- [Description of the task] Answer with nothing but the number of lines that include the word "screenshot".

- [Excerpt from a dataset]
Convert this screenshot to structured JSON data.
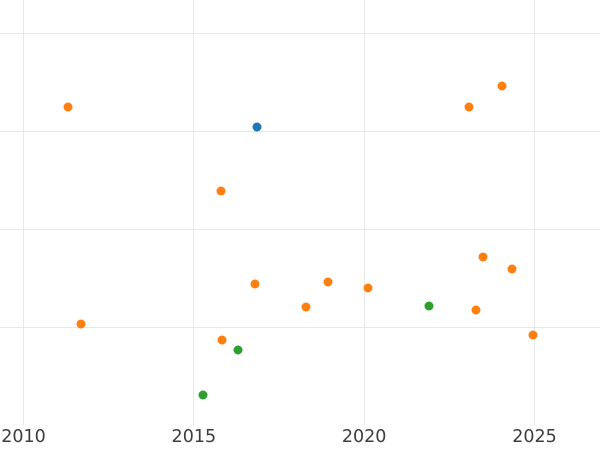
{
  "chart_data": {
    "type": "scatter",
    "title": "",
    "xlabel": "",
    "ylabel": "",
    "grid": true,
    "legend_position": "none",
    "x_ticks": [
      2010,
      2015,
      2020,
      2025
    ],
    "x_tick_labels": [
      "2010",
      "2015",
      "2020",
      "2025"
    ],
    "x_range": [
      2009.31,
      2026.92
    ],
    "y_range": [
      0,
      4.35
    ],
    "y_gridline_values": [
      1,
      2,
      3,
      4
    ],
    "y_tick_labels": [],
    "series": [
      {
        "name": "orange-series",
        "color": "#ff7f0e",
        "points": [
          {
            "x": 2011.31,
            "y": 3.25
          },
          {
            "x": 2011.69,
            "y": 1.03
          },
          {
            "x": 2015.8,
            "y": 2.39
          },
          {
            "x": 2015.82,
            "y": 0.87
          },
          {
            "x": 2016.79,
            "y": 1.44
          },
          {
            "x": 2018.29,
            "y": 1.21
          },
          {
            "x": 2018.93,
            "y": 1.46
          },
          {
            "x": 2020.12,
            "y": 1.4
          },
          {
            "x": 2023.08,
            "y": 3.25
          },
          {
            "x": 2023.28,
            "y": 1.18
          },
          {
            "x": 2023.5,
            "y": 1.72
          },
          {
            "x": 2024.04,
            "y": 3.47
          },
          {
            "x": 2024.33,
            "y": 1.59
          },
          {
            "x": 2024.95,
            "y": 0.92
          }
        ]
      },
      {
        "name": "blue-series",
        "color": "#1f77b4",
        "points": [
          {
            "x": 2016.85,
            "y": 3.05
          }
        ]
      },
      {
        "name": "green-series",
        "color": "#2ca02c",
        "points": [
          {
            "x": 2015.28,
            "y": 0.31
          },
          {
            "x": 2016.3,
            "y": 0.77
          },
          {
            "x": 2021.91,
            "y": 1.22
          }
        ]
      }
    ],
    "style": {
      "background_color": "#ffffff",
      "grid_color": "#e8e8e8",
      "tick_label_color": "#3d3d3d"
    }
  }
}
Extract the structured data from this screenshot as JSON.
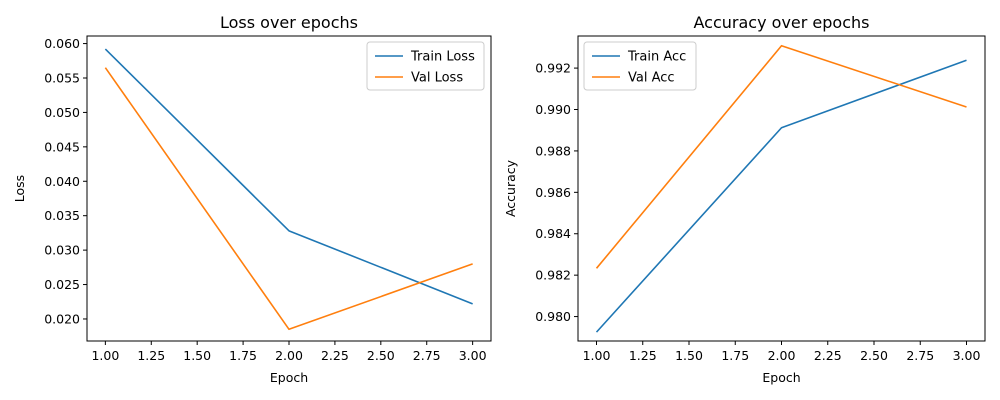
{
  "chart_data": [
    {
      "type": "line",
      "title": "Loss over epochs",
      "xlabel": "Epoch",
      "ylabel": "Loss",
      "x": [
        1.0,
        2.0,
        3.0
      ],
      "xlim": [
        0.9,
        3.1
      ],
      "ylim": [
        0.0168,
        0.0611
      ],
      "xticks": [
        1.0,
        1.25,
        1.5,
        1.75,
        2.0,
        2.25,
        2.5,
        2.75,
        3.0
      ],
      "xtick_labels": [
        "1.00",
        "1.25",
        "1.50",
        "1.75",
        "2.00",
        "2.25",
        "2.50",
        "2.75",
        "3.00"
      ],
      "yticks": [
        0.02,
        0.025,
        0.03,
        0.035,
        0.04,
        0.045,
        0.05,
        0.055,
        0.06
      ],
      "ytick_labels": [
        "0.020",
        "0.025",
        "0.030",
        "0.035",
        "0.040",
        "0.045",
        "0.050",
        "0.055",
        "0.060"
      ],
      "grid": false,
      "legend": "top-right",
      "series": [
        {
          "name": "Train Loss",
          "color": "#1f77b4",
          "values": [
            0.0592,
            0.0328,
            0.0222
          ]
        },
        {
          "name": "Val Loss",
          "color": "#ff7f0e",
          "values": [
            0.0565,
            0.0185,
            0.028
          ]
        }
      ]
    },
    {
      "type": "line",
      "title": "Accuracy over epochs",
      "xlabel": "Epoch",
      "ylabel": "Accuracy",
      "x": [
        1.0,
        2.0,
        3.0
      ],
      "xlim": [
        0.9,
        3.1
      ],
      "ylim": [
        0.97882,
        0.99355
      ],
      "xticks": [
        1.0,
        1.25,
        1.5,
        1.75,
        2.0,
        2.25,
        2.5,
        2.75,
        3.0
      ],
      "xtick_labels": [
        "1.00",
        "1.25",
        "1.50",
        "1.75",
        "2.00",
        "2.25",
        "2.50",
        "2.75",
        "3.00"
      ],
      "yticks": [
        0.98,
        0.982,
        0.984,
        0.986,
        0.988,
        0.99,
        0.992
      ],
      "ytick_labels": [
        "0.980",
        "0.982",
        "0.984",
        "0.986",
        "0.988",
        "0.990",
        "0.992"
      ],
      "grid": false,
      "legend": "top-left",
      "series": [
        {
          "name": "Train Acc",
          "color": "#1f77b4",
          "values": [
            0.97925,
            0.98912,
            0.99238
          ]
        },
        {
          "name": "Val Acc",
          "color": "#ff7f0e",
          "values": [
            0.98233,
            0.99308,
            0.99012
          ]
        }
      ]
    }
  ]
}
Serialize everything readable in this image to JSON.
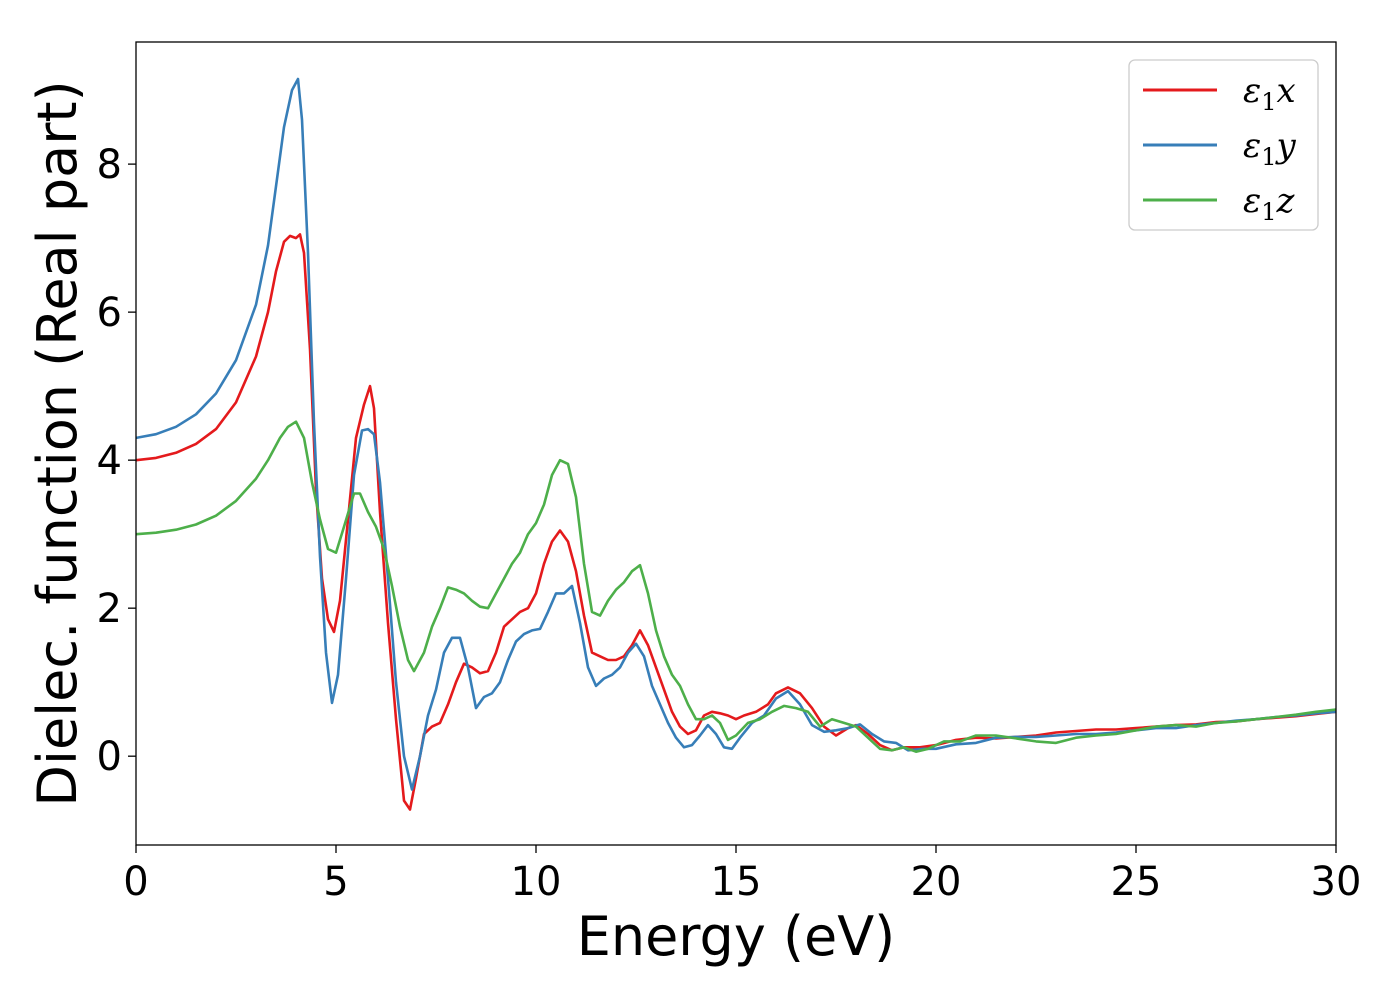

- [Full output] 2